● What to work on: Transcribe the material in full. Nothing should differ except that the pictures are left out.

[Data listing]
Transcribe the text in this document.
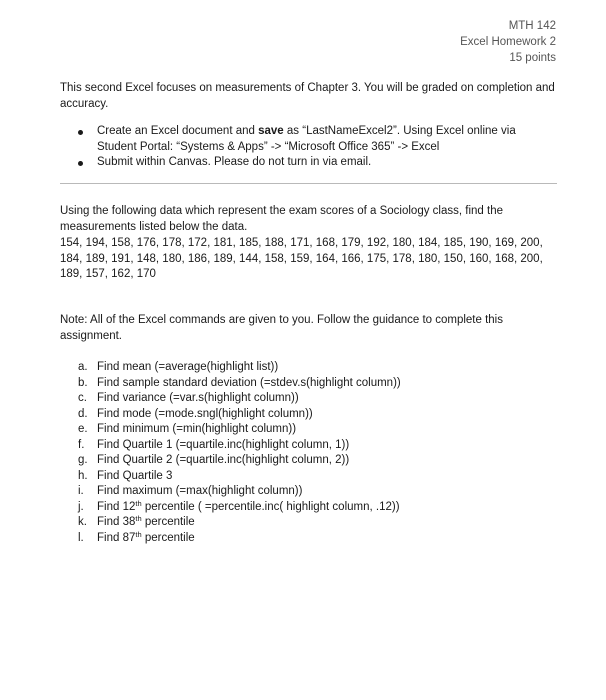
MTH 142
Excel Homework 2
15 points

This second Excel focuses on measurements of Chapter 3. You will be graded on completion and accuracy.

Create an Excel document and save as “LastNameExcel2”. Using Excel online via Student Portal: “Systems & Apps” -> “Microsoft Office 365” -> Excel
Submit within Canvas. Please do not turn in via email.

Using the following data which represent the exam scores of a Sociology class, find the measurements listed below the data.

154, 194, 158, 176, 178, 172, 181, 185, 188, 171, 168, 179, 192, 180, 184, 185, 190, 169, 200, 184, 189, 191, 148, 180, 186, 189, 144, 158, 159, 164, 166, 175, 178, 180, 150, 160, 168, 200, 189, 157, 162, 170

Note: All of the Excel commands are given to you. Follow the guidance to complete this assignment.

a. Find mean (=average(highlight list))
b. Find sample standard deviation (=stdev.s(highlight column))
c. Find variance (=var.s(highlight column))
d. Find mode (=mode.sngl(highlight column))
e. Find minimum (=min(highlight column))
f. Find Quartile 1 (=quartile.inc(highlight column, 1))
g. Find Quartile 2 (=quartile.inc(highlight column, 2))
h. Find Quartile 3
i. Find maximum (=max(highlight column))
j. Find 12th percentile ( =percentile.inc( highlight column, .12))
k. Find 38th percentile
l. Find 87th percentile
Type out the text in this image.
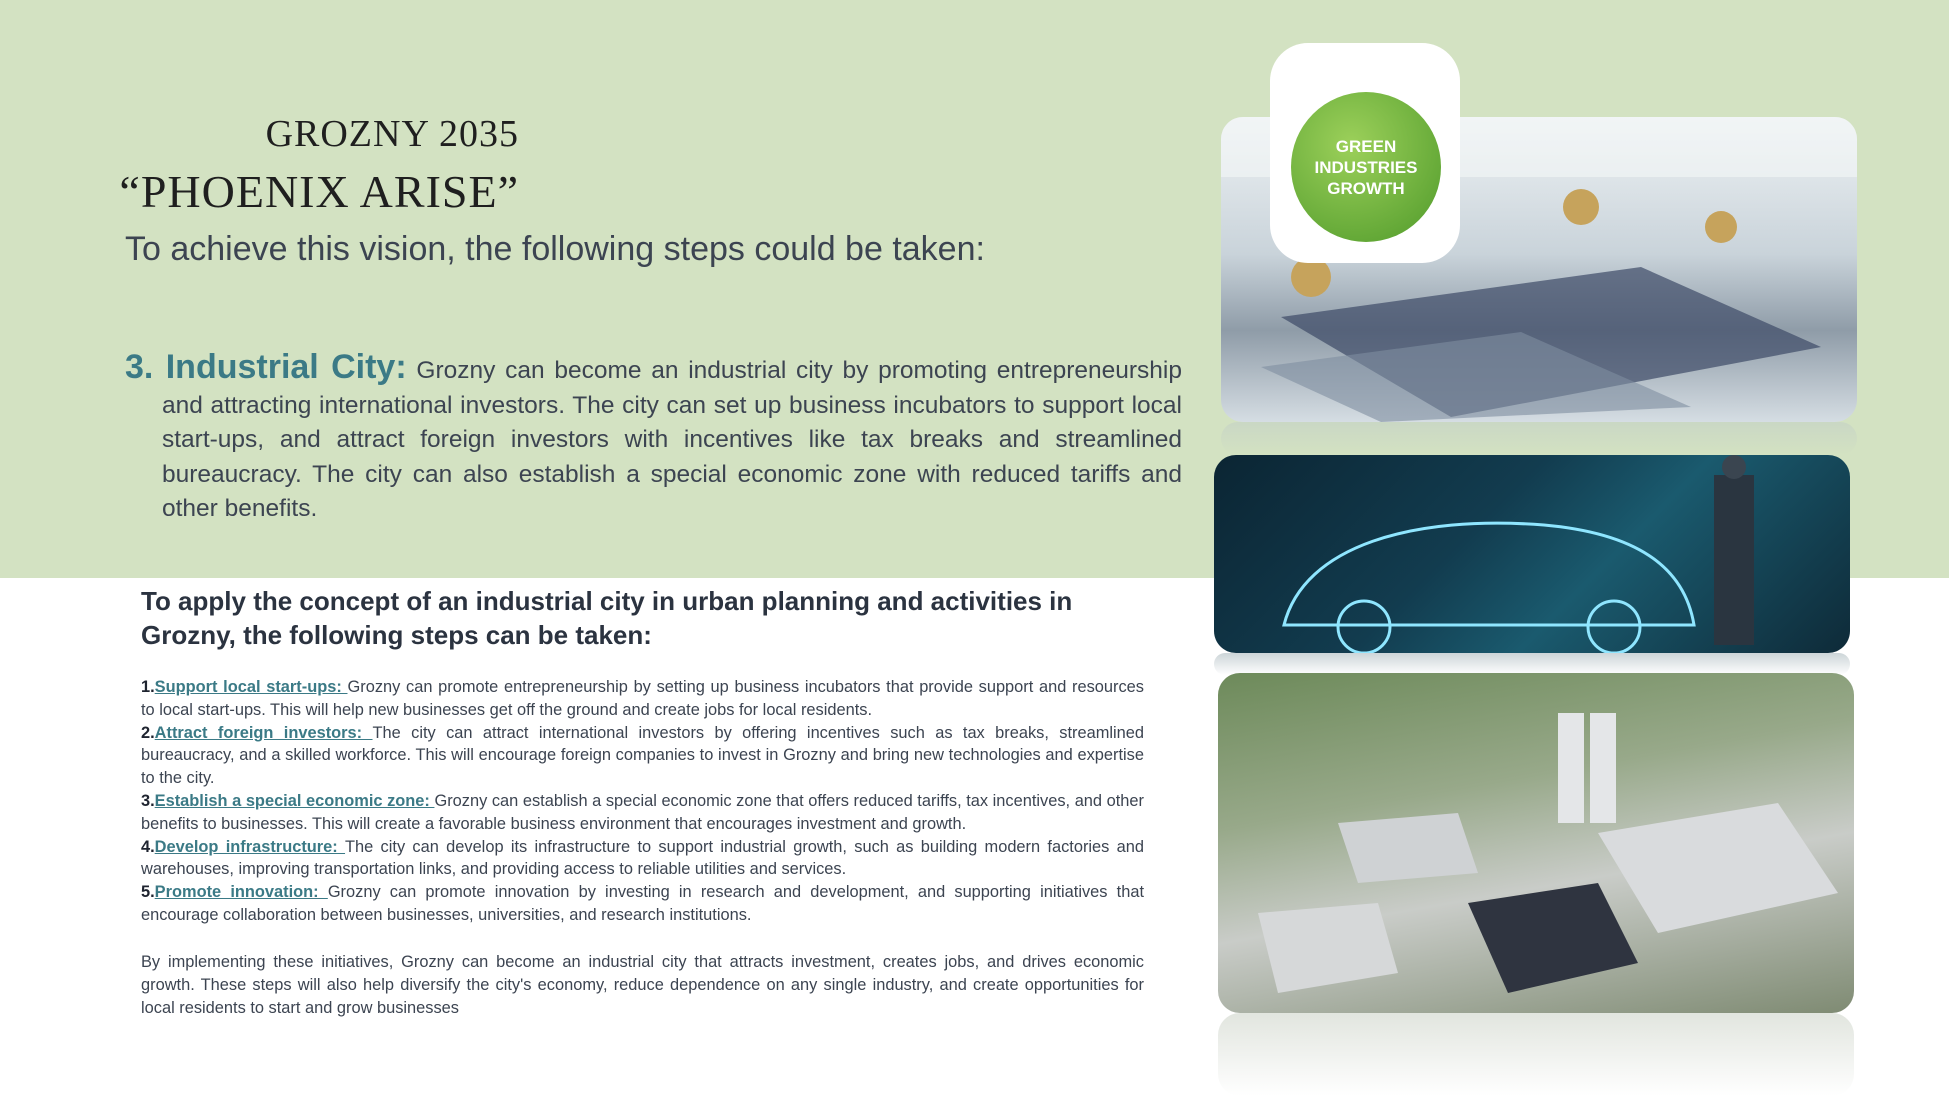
GROZNY 2035
“PHOENIX ARISE”
To achieve this vision, the following steps could be taken:
3. Industrial City: Grozny can become an industrial city by promoting entrepreneurship and attracting international investors. The city can set up business incubators to support local start-ups, and attract foreign investors with incentives like tax breaks and streamlined bureaucracy. The city can also establish a special economic zone with reduced tariffs and other benefits.
To apply the concept of an industrial city in urban planning and activities in Grozny, the following steps can be taken:
1.Support local start-ups: Grozny can promote entrepreneurship by setting up business incubators that provide support and resources to local start-ups. This will help new businesses get off the ground and create jobs for local residents.
2.Attract foreign investors: The city can attract international investors by offering incentives such as tax breaks, streamlined bureaucracy, and a skilled workforce. This will encourage foreign companies to invest in Grozny and bring new technologies and expertise to the city.
3.Establish a special economic zone: Grozny can establish a special economic zone that offers reduced tariffs, tax incentives, and other benefits to businesses. This will create a favorable business environment that encourages investment and growth.
4.Develop infrastructure: The city can develop its infrastructure to support industrial growth, such as building modern factories and warehouses, improving transportation links, and providing access to reliable utilities and services.
5.Promote innovation: Grozny can promote innovation by investing in research and development, and supporting initiatives that encourage collaboration between businesses, universities, and research institutions.
By implementing these initiatives, Grozny can become an industrial city that attracts investment, creates jobs, and drives economic growth. These steps will also help diversify the city's economy, reduce dependence on any single industry, and create opportunities for local residents to start and grow businesses
GREEN
INDUSTRIES
GROWTH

● Exercise response:
Transcribe the text in this document.
MTH 142
Excel Homework 2
15 points

This second Excel focuses on measurements of Chapter 3. You will be graded on completion and accuracy.

Create an Excel document and save as “LastNameExcel2”. Using Excel online via Student Portal: “Systems & Apps” -> “Microsoft Office 365” -> Excel
Submit within Canvas. Please do not turn in via email.

Using the following data which represent the exam scores of a Sociology class, find the measurements listed below the data.

154, 194, 158, 176, 178, 172, 181, 185, 188, 171, 168, 179, 192, 180, 184, 185, 190, 169, 200, 184, 189, 191, 148, 180, 186, 189, 144, 158, 159, 164, 166, 175, 178, 180, 150, 160, 168, 200, 189, 157, 162, 170

Note: All of the Excel commands are given to you. Follow the guidance to complete this assignment.

a. Find mean (=average(highlight list))
b. Find sample standard deviation (=stdev.s(highlight column))
c. Find variance (=var.s(highlight column))
d. Find mode (=mode.sngl(highlight column))
e. Find minimum (=min(highlight column))
f. Find Quartile 1 (=quartile.inc(highlight column, 1))
g. Find Quartile 2 (=quartile.inc(highlight column, 2))
h. Find Quartile 3
i. Find maximum (=max(highlight column))
j. Find 12th percentile ( =percentile.inc( highlight column, .12))
k. Find 38th percentile
l. Find 87th percentile
Type out the text in this image.
GROZNY 2035
“PHOENIX ARISE”
To achieve this vision, the following steps could be taken:
3. Industrial City: Grozny can become an industrial city by promoting entrepreneurship and attracting international investors. The city can set up business incubators to support local start-ups, and attract foreign investors with incentives like tax breaks and streamlined bureaucracy. The city can also establish a special economic zone with reduced tariffs and other benefits.
To apply the concept of an industrial city in urban planning and activities in Grozny, the following steps can be taken:
1.Support local start-ups: Grozny can promote entrepreneurship by setting up business incubators that provide support and resources to local start-ups. This will help new businesses get off the ground and create jobs for local residents.
2.Attract foreign investors: The city can attract international investors by offering incentives such as tax breaks, streamlined bureaucracy, and a skilled workforce. This will encourage foreign companies to invest in Grozny and bring new technologies and expertise to the city.
3.Establish a special economic zone: Grozny can establish a special economic zone that offers reduced tariffs, tax incentives, and other benefits to businesses. This will create a favorable business environment that encourages investment and growth.
4.Develop infrastructure: The city can develop its infrastructure to support industrial growth, such as building modern factories and warehouses, improving transportation links, and providing access to reliable utilities and services.
5.Promote innovation: Grozny can promote innovation by investing in research and development, and supporting initiatives that encourage collaboration between businesses, universities, and research institutions.
By implementing these initiatives, Grozny can become an industrial city that attracts investment, creates jobs, and drives economic growth. These steps will also help diversify the city's economy, reduce dependence on any single industry, and create opportunities for local residents to start and grow businesses
GREEN
INDUSTRIES
GROWTH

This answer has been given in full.